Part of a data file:
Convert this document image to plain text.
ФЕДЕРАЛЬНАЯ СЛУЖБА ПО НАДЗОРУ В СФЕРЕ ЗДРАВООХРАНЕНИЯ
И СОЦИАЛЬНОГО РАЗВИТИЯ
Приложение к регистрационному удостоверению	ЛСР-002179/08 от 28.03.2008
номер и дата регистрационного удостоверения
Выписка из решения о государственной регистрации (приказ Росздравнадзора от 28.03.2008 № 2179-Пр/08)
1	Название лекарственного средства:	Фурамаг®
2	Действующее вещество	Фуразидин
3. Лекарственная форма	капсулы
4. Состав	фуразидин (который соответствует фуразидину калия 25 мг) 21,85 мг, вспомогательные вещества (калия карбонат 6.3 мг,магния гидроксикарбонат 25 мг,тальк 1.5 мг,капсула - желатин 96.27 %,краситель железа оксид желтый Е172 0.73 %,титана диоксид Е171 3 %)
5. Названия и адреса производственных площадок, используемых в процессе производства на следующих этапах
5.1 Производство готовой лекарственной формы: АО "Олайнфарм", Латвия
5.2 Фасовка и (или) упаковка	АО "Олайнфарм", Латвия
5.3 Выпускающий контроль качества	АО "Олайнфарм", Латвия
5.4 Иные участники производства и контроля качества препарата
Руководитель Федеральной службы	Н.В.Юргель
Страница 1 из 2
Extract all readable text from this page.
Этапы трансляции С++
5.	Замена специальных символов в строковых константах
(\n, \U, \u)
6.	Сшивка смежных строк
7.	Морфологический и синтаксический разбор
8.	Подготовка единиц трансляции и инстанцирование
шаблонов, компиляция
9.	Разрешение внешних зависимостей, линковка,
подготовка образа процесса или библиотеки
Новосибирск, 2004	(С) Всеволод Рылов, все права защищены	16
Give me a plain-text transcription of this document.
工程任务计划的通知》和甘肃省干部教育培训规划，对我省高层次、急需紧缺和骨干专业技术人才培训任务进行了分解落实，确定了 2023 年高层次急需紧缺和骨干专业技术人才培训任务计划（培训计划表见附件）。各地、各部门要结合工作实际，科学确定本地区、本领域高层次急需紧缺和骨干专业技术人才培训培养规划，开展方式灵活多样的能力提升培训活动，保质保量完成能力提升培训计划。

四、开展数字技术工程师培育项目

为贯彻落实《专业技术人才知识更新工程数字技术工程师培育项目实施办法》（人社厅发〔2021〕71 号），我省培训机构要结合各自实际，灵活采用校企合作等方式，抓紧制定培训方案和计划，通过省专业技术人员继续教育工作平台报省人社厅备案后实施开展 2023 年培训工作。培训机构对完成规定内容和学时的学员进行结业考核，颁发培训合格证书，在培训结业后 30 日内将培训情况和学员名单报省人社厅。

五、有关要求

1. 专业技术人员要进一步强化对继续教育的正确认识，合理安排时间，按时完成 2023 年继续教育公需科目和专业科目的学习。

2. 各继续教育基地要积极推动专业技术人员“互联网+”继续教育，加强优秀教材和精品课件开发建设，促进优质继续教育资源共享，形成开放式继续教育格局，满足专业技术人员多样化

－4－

### [DIRECTIONS FOR THIS TASK]
Extract the whole listing, character for character.

### [OUTPUT]
Convert this document image to plain text.
ФЕДЕРАЛЬНАЯ СЛУЖБА ПО НАДЗОРУ В СФЕРЕ ЗДРАВООХРАНЕНИЯ
И СОЦИАЛЬНОГО РАЗВИТИЯ
Приложение к регистрационному удостоверению	ЛСР-002179/08 от 28.03.2008
номер и дата регистрационного удостоверения
Выписка из решения о государственной регистрации (приказ Росздравнадзора от 28.03.2008 № 2179-Пр/08)
1	Название лекарственного средства:	Фурамаг®
2	Действующее вещество	Фуразидин
3. Лекарственная форма	капсулы
4. Состав	фуразидин (который соответствует фуразидину калия 25 мг) 21,85 мг, вспомогательные вещества (калия карбонат 6.3 мг,магния гидроксикарбонат 25 мг,тальк 1.5 мг,капсула - желатин 96.27 %,краситель железа оксид желтый Е172 0.73 %,титана диоксид Е171 3 %)
5. Названия и адреса производственных площадок, используемых в процессе производства на следующих этапах
5.1 Производство готовой лекарственной формы: АО "Олайнфарм", Латвия
5.2 Фасовка и (или) упаковка	АО "Олайнфарм", Латвия
5.3 Выпускающий контроль качества	АО "Олайнфарм", Латвия
5.4 Иные участники производства и контроля качества препарата
Руководитель Федеральной службы	Н.В.Юргель
Страница 1 из 2
Extract all readable text from this page.
Этапы трансляции С++
5.	Замена специальных символов в строковых константах
(\n, \U, \u)
6.	Сшивка смежных строк
7.	Морфологический и синтаксический разбор
8.	Подготовка единиц трансляции и инстанцирование
шаблонов, компиляция
9.	Разрешение внешних зависимостей, линковка,
подготовка образа процесса или библиотеки
Новосибирск, 2004	(С) Всеволод Рылов, все права защищены	16
Give me a plain-text transcription of this document.
工程任务计划的通知》和甘肃省干部教育培训规划，对我省高层次、急需紧缺和骨干专业技术人才培训任务进行了分解落实，确定了 2023 年高层次急需紧缺和骨干专业技术人才培训任务计划（培训计划表见附件）。各地、各部门要结合工作实际，科学确定本地区、本领域高层次急需紧缺和骨干专业技术人才培训培养规划，开展方式灵活多样的能力提升培训活动，保质保量完成能力提升培训计划。

四、开展数字技术工程师培育项目

为贯彻落实《专业技术人才知识更新工程数字技术工程师培育项目实施办法》（人社厅发〔2021〕71 号），我省培训机构要结合各自实际，灵活采用校企合作等方式，抓紧制定培训方案和计划，通过省专业技术人员继续教育工作平台报省人社厅备案后实施开展 2023 年培训工作。培训机构对完成规定内容和学时的学员进行结业考核，颁发培训合格证书，在培训结业后 30 日内将培训情况和学员名单报省人社厅。

五、有关要求

1. 专业技术人员要进一步强化对继续教育的正确认识，合理安排时间，按时完成 2023 年继续教育公需科目和专业科目的学习。

2. 各继续教育基地要积极推动专业技术人员“互联网+”继续教育，加强优秀教材和精品课件开发建设，促进优质继续教育资源共享，形成开放式继续教育格局，满足专业技术人员多样化

－4－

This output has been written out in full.